"""
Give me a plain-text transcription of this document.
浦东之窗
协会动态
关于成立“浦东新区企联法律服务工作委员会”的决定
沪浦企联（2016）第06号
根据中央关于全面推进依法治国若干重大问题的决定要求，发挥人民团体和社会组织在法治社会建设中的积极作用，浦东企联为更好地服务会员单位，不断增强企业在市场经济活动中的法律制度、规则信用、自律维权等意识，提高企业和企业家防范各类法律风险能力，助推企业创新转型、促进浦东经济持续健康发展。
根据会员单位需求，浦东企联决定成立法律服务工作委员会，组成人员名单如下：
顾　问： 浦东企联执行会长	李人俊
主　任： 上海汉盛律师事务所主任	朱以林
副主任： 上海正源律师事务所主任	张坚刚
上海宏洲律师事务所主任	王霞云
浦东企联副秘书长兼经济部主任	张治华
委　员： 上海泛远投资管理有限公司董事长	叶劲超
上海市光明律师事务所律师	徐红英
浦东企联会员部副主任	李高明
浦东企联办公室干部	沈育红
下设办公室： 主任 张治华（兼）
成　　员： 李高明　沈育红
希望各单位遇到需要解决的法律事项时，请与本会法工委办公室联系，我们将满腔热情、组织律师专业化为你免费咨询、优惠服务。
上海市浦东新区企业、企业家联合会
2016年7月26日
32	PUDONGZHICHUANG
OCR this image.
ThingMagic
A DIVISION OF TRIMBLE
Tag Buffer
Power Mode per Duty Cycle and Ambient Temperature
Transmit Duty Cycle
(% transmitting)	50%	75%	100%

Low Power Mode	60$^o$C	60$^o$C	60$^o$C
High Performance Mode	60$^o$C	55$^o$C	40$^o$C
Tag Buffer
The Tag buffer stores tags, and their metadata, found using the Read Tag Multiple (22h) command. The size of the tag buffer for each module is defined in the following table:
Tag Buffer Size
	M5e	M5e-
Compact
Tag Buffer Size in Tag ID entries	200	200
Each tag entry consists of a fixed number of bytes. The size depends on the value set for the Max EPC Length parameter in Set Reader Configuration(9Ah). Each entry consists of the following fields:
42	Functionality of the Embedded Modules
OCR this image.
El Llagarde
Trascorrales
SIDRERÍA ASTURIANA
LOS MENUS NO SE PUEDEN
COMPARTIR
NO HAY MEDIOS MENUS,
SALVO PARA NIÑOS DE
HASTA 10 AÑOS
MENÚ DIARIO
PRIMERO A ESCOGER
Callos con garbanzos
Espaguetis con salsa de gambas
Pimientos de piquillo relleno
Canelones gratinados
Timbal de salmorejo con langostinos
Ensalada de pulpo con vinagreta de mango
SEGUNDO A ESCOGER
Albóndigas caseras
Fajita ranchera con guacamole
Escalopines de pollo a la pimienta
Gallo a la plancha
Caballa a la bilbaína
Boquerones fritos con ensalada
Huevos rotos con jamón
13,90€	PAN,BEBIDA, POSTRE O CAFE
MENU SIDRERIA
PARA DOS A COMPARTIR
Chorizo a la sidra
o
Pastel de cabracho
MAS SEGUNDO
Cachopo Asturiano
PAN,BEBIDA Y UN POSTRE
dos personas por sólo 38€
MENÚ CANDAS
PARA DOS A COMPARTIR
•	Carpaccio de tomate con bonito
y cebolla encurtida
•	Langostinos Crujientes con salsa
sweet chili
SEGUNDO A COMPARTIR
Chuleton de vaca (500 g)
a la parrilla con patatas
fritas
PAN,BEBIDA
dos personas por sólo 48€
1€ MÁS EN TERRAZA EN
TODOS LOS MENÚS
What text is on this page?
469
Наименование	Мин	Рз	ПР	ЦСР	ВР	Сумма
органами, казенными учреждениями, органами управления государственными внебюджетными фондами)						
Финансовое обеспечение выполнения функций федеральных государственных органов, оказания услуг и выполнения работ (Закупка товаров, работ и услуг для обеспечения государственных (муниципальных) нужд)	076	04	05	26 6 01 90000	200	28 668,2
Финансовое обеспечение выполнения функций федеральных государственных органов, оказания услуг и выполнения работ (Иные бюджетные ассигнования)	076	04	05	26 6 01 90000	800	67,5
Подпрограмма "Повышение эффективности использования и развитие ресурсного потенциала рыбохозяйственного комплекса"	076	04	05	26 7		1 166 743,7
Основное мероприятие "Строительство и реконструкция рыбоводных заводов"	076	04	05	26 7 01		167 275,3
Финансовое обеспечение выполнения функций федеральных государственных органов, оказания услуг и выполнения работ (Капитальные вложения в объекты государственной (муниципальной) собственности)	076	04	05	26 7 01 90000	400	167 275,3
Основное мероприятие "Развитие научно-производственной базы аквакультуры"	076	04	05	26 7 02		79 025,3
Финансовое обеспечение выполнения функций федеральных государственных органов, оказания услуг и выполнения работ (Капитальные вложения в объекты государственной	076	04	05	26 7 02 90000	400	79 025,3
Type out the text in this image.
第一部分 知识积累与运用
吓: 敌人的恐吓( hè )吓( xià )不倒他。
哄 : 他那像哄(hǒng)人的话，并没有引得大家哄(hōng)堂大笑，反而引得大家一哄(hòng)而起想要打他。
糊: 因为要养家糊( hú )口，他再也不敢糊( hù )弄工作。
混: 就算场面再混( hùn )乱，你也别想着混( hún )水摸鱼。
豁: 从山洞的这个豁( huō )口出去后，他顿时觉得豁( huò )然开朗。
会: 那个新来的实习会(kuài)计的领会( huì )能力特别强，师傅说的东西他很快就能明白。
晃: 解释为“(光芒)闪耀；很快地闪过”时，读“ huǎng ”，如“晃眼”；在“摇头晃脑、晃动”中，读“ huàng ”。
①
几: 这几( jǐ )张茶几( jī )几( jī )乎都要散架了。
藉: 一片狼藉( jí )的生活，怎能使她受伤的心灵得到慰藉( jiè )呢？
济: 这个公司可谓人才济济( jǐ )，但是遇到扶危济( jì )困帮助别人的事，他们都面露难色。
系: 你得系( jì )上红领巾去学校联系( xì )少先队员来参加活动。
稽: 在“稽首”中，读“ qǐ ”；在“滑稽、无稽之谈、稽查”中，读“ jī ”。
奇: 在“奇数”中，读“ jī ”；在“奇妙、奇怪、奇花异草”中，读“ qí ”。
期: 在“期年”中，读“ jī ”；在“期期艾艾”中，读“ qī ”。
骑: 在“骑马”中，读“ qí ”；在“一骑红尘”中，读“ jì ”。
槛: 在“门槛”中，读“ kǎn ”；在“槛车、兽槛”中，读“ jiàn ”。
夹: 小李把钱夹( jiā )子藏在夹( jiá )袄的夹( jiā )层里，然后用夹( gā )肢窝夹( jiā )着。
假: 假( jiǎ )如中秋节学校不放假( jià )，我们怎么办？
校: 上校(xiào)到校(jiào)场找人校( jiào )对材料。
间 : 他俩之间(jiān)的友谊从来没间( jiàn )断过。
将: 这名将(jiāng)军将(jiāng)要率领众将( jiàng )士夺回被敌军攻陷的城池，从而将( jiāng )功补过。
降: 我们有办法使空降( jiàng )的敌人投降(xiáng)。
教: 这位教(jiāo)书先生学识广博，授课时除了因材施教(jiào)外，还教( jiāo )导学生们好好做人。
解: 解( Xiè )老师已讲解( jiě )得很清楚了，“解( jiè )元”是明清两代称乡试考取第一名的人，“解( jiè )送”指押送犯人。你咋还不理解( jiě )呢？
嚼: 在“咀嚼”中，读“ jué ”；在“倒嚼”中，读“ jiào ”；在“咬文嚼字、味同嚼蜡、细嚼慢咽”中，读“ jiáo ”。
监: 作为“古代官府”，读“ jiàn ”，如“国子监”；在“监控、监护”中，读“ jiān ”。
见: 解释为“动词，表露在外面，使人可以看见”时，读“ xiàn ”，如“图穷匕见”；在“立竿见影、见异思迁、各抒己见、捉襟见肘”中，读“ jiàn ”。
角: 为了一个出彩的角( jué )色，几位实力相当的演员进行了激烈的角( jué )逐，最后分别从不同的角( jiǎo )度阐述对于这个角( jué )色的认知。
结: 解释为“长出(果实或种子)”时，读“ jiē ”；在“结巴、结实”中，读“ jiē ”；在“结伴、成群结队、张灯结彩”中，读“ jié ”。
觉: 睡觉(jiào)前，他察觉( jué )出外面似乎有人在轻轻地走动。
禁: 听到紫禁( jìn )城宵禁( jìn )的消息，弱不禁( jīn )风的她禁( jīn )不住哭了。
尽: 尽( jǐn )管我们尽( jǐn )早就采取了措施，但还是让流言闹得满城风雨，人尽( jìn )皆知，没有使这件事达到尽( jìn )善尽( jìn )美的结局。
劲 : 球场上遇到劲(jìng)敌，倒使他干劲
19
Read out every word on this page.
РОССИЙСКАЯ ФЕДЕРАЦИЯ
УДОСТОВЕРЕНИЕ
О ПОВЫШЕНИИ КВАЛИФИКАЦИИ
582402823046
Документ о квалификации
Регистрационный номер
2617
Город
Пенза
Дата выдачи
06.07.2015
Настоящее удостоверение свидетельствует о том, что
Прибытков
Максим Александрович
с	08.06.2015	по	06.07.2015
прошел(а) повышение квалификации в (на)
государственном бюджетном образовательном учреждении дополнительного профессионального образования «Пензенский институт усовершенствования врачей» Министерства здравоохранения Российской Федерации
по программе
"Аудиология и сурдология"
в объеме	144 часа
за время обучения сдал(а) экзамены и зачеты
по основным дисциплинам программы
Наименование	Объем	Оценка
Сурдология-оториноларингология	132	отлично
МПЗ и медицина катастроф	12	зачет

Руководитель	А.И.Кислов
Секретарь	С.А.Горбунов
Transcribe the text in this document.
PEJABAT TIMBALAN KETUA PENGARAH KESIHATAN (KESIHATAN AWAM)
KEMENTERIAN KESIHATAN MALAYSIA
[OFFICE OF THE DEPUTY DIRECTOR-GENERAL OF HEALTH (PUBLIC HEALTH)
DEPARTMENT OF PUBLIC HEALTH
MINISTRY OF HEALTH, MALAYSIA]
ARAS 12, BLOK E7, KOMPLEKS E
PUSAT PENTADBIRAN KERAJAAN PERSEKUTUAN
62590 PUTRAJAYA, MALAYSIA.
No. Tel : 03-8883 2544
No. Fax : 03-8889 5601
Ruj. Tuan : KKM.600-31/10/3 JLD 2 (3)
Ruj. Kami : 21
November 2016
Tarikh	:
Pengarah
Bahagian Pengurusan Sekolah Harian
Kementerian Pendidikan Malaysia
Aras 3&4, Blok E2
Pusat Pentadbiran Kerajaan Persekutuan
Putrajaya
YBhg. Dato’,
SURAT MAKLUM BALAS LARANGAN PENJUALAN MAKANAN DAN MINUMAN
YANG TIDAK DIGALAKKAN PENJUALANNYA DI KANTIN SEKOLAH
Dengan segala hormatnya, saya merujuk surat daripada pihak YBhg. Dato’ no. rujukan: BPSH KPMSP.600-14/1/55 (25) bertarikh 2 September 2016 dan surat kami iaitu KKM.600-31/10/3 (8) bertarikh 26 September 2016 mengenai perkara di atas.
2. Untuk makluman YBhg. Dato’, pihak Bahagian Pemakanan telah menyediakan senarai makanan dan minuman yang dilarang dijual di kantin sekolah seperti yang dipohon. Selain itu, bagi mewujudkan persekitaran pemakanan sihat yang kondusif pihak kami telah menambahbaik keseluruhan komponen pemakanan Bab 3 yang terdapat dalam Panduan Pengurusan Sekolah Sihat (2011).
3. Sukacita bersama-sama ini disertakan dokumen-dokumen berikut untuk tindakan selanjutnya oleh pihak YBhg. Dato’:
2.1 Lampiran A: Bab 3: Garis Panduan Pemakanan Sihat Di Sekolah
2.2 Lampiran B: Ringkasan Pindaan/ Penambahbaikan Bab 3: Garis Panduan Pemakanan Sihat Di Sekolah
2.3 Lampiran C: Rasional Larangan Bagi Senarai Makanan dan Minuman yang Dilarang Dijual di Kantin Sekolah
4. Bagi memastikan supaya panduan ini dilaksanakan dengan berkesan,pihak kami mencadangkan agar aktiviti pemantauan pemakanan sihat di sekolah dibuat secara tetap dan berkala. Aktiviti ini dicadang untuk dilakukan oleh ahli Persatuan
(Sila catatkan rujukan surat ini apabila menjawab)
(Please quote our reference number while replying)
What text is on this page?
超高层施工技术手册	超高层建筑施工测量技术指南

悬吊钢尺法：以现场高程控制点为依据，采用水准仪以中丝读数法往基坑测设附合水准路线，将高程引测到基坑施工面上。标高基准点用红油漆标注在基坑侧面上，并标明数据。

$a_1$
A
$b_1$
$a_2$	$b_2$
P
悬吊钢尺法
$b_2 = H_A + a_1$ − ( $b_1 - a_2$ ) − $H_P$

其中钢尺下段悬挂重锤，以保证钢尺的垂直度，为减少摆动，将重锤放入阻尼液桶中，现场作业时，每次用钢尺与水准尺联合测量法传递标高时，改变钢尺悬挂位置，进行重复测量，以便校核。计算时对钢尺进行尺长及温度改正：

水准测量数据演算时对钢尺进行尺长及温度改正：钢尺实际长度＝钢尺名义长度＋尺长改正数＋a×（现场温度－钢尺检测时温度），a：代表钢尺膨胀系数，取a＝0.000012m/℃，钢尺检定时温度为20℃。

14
"""
Where a line contains "государственных", copy that line.

Финансовое обеспечение выполнения функций федеральных государственных органов, оказания услуг и выполнения работ (Закупка товаров, работ и услуг для обеспечения государственных (муниципальных) нужд)	076	04	05	26 6 01 90000	200	28 668,2
Финансовое обеспечение выполнения функций федеральных государственных органов, оказания услуг и выполнения работ (Иные бюджетные ассигнования)	076	04	05	26 6 01 90000	800	67,5
Финансовое обеспечение выполнения функций федеральных государственных органов, оказания услуг и выполнения работ (Капитальные вложения в объекты государственной (муниципальной) собственности)	076	04	05	26 7 01 90000	400	167 275,3
Финансовое обеспечение выполнения функций федеральных государственных органов, оказания услуг и выполнения работ (Капитальные вложения в объекты государственной	076	04	05	26 7 02 90000	400	79 025,3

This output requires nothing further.